A Brief History of BigLaw
‘BigLaw’, similar to the UK’s ‘Magic Circle’, is a term coined to describe the leading law firms in the US and internationally. While the exact factors that mark a firm as ‘BigLaw’ may vary, most will employ over 100 lawyers and offer staff the most competitive salaries in the sector. Making partner at one of these firms has long been a common career goal of lawyers in the US, with the prestige and remuneration of these positions compensating for the long hours and exceptional standard of work expected of them.
In this feature, we take a deep dive into the concept of BigLaw as a phenomenon in the legal sector, studying its characteristics and how its influence has come to define the professional landscape of the modern era.
Inception and Growth
Legal education in America’s early post-colonial history was rarely formal, with most lawyers entering the sector by apprenticing to established legal professionals. The founding of Harvard Law School’s training program in 1817 providing a mould that would come to define legal education in the US, at the same time paving the way for the formation of so-called ‘white shoe’ firms in the northeastern US and the rise in professionalism that ensued.
The first entities that would come to be recognised as ‘law firms’ emerged in the late eighteenth and early nineteenth centuries and generally comprised three or fewer lawyers. These grew larger by the decade, with 15 firms recognised in the US with four or more lawyers in 1872 and 210 in 1903. The number had grown to more than 1,000 by 1924, and the intervening years had seen the establishment of the so-called ‘Cravath System’ that defined the broad organisational structure that many law firms sport to this day.
As laid out in Marc Galanter and Thomas Palay’s seminal book Tournament of Lawyers (1999), the Cravath System refers to a loosely pyramid-shaped hierarchy of advancement where partners are served by several partnership-track associates below them to ensure profit maximisation. The term ‘BigLaw’ itself was coined by professional advisory firm Beaton Capital in 2013 to refer to large law firms that used this pyramid structure.

» **Short exercise**
Reproduce the BigLaw history passage above word for word, in full.

» **Entries shown**
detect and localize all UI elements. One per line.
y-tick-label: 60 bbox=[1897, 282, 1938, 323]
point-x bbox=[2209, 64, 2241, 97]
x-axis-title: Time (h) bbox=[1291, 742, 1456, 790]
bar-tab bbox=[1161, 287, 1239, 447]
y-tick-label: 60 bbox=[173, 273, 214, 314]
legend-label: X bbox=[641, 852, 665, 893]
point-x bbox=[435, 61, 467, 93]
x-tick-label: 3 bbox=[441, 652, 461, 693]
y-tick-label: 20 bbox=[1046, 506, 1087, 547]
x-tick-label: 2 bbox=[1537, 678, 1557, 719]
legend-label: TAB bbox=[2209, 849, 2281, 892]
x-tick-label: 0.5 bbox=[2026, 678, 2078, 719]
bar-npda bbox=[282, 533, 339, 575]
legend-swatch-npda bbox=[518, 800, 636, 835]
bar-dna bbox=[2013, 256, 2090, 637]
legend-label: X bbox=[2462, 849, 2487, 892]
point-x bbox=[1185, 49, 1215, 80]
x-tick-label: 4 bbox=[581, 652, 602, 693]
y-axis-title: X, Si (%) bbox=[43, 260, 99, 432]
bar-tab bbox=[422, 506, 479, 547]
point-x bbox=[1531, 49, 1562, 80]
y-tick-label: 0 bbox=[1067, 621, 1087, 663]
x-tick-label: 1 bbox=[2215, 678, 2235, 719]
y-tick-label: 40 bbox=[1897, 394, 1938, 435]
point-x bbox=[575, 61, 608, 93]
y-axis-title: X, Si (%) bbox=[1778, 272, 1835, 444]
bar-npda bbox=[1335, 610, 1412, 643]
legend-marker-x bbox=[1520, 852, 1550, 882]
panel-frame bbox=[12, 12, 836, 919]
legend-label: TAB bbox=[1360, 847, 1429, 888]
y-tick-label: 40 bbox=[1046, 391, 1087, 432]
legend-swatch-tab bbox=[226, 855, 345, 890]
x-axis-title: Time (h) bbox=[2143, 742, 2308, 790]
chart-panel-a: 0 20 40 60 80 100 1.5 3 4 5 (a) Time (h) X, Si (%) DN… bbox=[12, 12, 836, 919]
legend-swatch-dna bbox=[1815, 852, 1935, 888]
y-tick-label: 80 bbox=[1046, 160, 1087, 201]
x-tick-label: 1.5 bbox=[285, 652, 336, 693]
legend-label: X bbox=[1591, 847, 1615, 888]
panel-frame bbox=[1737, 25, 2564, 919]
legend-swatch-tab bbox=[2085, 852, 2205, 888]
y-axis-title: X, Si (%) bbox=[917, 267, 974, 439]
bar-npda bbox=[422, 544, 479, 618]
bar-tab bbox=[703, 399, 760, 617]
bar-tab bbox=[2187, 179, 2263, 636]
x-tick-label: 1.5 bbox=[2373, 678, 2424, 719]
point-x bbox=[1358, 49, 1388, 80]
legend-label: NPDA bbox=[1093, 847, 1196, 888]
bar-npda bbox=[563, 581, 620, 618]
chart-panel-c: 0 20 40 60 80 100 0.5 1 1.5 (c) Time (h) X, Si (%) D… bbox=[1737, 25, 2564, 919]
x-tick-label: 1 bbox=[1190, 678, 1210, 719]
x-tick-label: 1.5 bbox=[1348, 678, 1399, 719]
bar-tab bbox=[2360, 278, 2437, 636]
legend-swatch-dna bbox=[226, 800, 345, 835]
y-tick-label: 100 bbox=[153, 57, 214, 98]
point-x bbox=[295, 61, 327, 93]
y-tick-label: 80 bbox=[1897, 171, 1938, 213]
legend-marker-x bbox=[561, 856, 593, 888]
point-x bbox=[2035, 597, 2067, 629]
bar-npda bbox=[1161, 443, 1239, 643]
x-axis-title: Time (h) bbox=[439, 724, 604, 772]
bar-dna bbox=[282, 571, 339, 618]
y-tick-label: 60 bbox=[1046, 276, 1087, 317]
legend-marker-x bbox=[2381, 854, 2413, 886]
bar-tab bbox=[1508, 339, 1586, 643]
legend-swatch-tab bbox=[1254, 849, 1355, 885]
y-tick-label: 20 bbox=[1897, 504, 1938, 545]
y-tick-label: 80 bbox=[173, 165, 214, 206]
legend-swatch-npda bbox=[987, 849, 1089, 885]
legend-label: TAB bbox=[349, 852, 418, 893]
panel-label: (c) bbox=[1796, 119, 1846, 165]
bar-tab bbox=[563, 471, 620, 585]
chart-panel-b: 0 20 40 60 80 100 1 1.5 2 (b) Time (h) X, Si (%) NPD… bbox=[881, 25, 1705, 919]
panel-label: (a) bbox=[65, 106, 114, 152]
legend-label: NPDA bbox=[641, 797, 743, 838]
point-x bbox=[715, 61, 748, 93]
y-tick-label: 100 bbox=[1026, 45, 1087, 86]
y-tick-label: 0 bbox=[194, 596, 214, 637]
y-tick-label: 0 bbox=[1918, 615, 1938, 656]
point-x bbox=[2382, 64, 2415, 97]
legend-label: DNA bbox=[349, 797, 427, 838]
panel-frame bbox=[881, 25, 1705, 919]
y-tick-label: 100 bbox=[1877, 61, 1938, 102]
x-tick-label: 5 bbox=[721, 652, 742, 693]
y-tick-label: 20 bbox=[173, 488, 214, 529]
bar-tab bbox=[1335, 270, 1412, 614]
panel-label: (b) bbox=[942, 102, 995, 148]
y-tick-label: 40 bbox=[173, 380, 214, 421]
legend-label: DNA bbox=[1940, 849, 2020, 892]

» **Exercise answer**
A Brief History of BigLaw
‘BigLaw’, similar to the UK’s ‘Magic Circle’, is a term coined to describe the leading law firms in the US and internationally. While the exact factors that mark a firm as ‘BigLaw’ may vary, most will employ over 100 lawyers and offer staff the most competitive salaries in the sector. Making partner at one of these firms has long been a common career goal of lawyers in the US, with the prestige and remuneration of these positions compensating for the long hours and exceptional standard of work expected of them.
In this feature, we take a deep dive into the concept of BigLaw as a phenomenon in the legal sector, studying its characteristics and how its influence has come to define the professional landscape of the modern era.
Inception and Growth
Legal education in America’s early post-colonial history was rarely formal, with most lawyers entering the sector by apprenticing to established legal professionals. The founding of Harvard Law School’s training program in 1817 providing a mould that would come to define legal education in the US, at the same time paving the way for the formation of so-called ‘white shoe’ firms in the northeastern US and the rise in professionalism that ensued.
The first entities that would come to be recognised as ‘law firms’ emerged in the late eighteenth and early nineteenth centuries and generally comprised three or fewer lawyers. These grew larger by the decade, with 15 firms recognised in the US with four or more lawyers in 1872 and 210 in 1903. The number had grown to more than 1,000 by 1924, and the intervening years had seen the establishment of the so-called ‘Cravath System’ that defined the broad organisational structure that many law firms sport to this day.
As laid out in Marc Galanter and Thomas Palay’s seminal book Tournament of Lawyers (1999), the Cravath System refers to a loosely pyramid-shaped hierarchy of advancement where partners are served by several partnership-track associates below them to ensure profit maximisation. The term ‘BigLaw’ itself was coined by professional advisory firm Beaton Capital in 2013 to refer to large law firms that used this pyramid structure.